#### Instrucción dada 1:
Traduce al inglés esta oración del texto sobre el viaje a Dublín: "En eso se parecen los políticos mexicanos y los irlandeses."

#### Fragmento del documento:
Los viajes ilustran, dicen. También pueden hacer maravillas para la autoestima. Luego de participar en un seminario en Dublín sobre el potencial de las relaciones entre México e Irlanda, regreso a Tenochtitlán sintiéndome privilegiado integrante de la pujante civilización de bronce. Durante tres días escuché a banqueros pelirrojos y directivos con la altura de Liam Neeson proferir todo tipo de alabanzas sobre el futuro de la economía mexicana. Alguno aseguró que para el año 2025 nuestro país será algo así como la sexta potencia del mundo, pero supongo que lo dijo al calor de los desacostumbrados tequilas que se sirvieron para el almuerzo. De otra manera no me explico como podríamos deshacernos de los siete países que nos anteceden: actualmente somos la economía número trece, y Rusia, India, Canadá o Brasil no parecen estar muy dispuestos a ceder su lugar.
Como quiera, parece que la mayoría de los irlandeses se lo creyeron porque nos veían a los mexicanos con un reverente respeto, y no sólo por nuestra habilidad para escuchar sin pestañar los interminables discursos de los funcionarios a cargo de inaugurar cada sesión de trabajo con el entusiasmo del que enciende una antorcha olímpica. En eso se parecen los políticos mexicanos y los irlandeses. Protocolarios y de verbo prolifero. O quizá así son todos los políticos del mundo; emocionalmente incapaces de ignorar un micrófono disponible.

#### Datos por usar:
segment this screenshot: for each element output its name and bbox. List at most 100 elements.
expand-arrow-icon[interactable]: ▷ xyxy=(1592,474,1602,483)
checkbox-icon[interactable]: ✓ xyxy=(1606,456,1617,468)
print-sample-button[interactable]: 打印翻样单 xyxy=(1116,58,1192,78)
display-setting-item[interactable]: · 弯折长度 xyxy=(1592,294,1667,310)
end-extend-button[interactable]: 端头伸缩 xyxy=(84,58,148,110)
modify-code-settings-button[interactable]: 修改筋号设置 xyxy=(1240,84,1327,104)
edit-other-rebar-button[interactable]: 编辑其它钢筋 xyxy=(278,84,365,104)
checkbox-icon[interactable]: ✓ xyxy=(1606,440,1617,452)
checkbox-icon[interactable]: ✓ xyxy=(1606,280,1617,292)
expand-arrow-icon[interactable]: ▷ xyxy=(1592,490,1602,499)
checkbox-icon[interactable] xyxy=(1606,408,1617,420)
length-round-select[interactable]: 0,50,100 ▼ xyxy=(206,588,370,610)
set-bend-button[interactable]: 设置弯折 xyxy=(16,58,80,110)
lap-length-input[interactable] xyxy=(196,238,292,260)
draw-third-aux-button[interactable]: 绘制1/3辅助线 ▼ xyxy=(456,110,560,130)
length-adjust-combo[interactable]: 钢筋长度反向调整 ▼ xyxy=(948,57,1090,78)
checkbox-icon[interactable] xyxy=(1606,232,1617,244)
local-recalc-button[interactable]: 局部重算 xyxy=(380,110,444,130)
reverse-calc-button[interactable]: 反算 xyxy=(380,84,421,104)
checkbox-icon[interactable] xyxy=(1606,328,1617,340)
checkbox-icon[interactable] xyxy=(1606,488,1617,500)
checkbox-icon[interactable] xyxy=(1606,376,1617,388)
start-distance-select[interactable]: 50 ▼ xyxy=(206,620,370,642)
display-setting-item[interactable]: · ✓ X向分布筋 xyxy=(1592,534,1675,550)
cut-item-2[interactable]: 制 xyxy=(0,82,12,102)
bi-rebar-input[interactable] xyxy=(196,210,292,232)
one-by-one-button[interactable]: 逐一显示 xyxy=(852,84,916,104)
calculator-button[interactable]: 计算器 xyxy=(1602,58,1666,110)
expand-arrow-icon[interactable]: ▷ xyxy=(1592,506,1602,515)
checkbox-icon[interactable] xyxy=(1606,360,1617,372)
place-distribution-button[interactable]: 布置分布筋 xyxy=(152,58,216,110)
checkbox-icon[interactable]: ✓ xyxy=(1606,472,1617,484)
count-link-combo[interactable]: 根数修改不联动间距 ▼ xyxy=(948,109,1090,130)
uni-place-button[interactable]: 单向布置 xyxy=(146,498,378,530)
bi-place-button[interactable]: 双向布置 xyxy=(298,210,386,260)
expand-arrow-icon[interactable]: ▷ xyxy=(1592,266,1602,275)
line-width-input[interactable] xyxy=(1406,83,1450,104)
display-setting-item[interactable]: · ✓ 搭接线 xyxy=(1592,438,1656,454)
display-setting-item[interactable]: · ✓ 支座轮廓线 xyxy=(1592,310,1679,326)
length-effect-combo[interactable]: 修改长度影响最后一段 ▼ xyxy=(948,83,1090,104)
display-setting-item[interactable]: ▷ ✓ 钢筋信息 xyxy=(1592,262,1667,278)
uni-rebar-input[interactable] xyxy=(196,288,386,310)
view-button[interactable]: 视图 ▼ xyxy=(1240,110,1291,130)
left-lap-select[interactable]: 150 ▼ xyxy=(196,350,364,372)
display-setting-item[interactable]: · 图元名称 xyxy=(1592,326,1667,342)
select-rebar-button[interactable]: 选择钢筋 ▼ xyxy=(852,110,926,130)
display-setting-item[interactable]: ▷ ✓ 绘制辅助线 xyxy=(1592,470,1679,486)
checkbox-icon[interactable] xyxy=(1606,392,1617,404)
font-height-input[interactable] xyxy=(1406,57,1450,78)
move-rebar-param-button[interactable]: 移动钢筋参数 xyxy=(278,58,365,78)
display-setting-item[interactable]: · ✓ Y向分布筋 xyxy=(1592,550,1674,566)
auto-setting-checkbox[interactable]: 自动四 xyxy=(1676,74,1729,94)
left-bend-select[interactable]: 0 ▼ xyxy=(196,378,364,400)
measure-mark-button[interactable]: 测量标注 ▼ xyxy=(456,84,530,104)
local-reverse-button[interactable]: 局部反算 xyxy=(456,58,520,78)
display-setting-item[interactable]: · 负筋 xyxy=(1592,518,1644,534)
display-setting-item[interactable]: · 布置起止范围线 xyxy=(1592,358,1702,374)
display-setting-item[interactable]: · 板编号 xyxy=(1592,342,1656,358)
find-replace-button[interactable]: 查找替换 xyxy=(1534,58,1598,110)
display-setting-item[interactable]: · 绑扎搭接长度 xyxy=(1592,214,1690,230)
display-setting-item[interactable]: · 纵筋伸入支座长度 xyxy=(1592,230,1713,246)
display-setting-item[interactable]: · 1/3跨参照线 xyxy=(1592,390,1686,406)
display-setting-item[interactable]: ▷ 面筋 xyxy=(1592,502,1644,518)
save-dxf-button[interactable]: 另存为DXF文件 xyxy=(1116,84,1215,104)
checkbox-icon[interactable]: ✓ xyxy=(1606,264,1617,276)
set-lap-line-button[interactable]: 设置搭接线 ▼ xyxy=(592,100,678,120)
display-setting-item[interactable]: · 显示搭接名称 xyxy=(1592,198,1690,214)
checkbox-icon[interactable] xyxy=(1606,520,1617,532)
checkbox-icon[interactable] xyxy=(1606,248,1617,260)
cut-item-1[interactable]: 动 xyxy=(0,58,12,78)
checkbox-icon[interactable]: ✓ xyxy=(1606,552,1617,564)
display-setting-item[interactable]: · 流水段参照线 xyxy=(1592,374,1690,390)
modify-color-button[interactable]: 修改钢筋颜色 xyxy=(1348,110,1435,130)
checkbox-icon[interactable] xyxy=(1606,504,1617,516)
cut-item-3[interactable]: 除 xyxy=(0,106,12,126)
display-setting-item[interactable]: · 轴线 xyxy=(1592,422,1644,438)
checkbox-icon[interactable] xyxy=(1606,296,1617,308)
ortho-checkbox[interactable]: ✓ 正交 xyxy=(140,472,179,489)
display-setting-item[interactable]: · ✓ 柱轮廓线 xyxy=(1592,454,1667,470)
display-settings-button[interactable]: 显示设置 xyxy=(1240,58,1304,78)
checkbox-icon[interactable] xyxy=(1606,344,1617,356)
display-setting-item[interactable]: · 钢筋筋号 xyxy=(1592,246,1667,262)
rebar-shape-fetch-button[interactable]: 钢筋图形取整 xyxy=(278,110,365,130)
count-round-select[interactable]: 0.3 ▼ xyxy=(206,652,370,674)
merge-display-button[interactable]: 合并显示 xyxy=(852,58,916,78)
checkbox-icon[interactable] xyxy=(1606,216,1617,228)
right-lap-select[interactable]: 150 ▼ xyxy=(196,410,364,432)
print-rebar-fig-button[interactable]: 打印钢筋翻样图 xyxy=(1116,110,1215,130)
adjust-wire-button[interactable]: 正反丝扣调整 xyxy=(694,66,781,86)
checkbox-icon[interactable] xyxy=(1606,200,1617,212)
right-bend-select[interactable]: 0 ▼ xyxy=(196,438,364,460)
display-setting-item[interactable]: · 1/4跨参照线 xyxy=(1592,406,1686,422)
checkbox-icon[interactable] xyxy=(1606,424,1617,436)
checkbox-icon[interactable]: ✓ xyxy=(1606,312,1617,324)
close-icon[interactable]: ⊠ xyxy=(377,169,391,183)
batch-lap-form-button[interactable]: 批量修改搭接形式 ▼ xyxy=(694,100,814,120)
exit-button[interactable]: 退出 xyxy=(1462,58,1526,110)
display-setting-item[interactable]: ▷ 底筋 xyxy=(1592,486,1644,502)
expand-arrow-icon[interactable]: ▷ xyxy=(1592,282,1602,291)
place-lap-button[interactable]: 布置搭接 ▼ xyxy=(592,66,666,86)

#### Instrucción dada 2:
Por favor, duplica sin cambios las líneas de las entradas que van desde el comienzo de las entradas hasta la línea que contiene "end-extend-button[interactable]: 端头伸缩 xyxy=(84,58,148,110)", ambas incluidas.

#### Respuesta final 1:
In that respect, Mexican and Irish politicians are alike.

#### Respuesta final 2:
segment this screenshot: for each element output its name and bbox. List at most 100 elements.
expand-arrow-icon[interactable]: ▷ xyxy=(1592,474,1602,483)
checkbox-icon[interactable]: ✓ xyxy=(1606,456,1617,468)
print-sample-button[interactable]: 打印翻样单 xyxy=(1116,58,1192,78)
display-setting-item[interactable]: · 弯折长度 xyxy=(1592,294,1667,310)
end-extend-button[interactable]: 端头伸缩 xyxy=(84,58,148,110)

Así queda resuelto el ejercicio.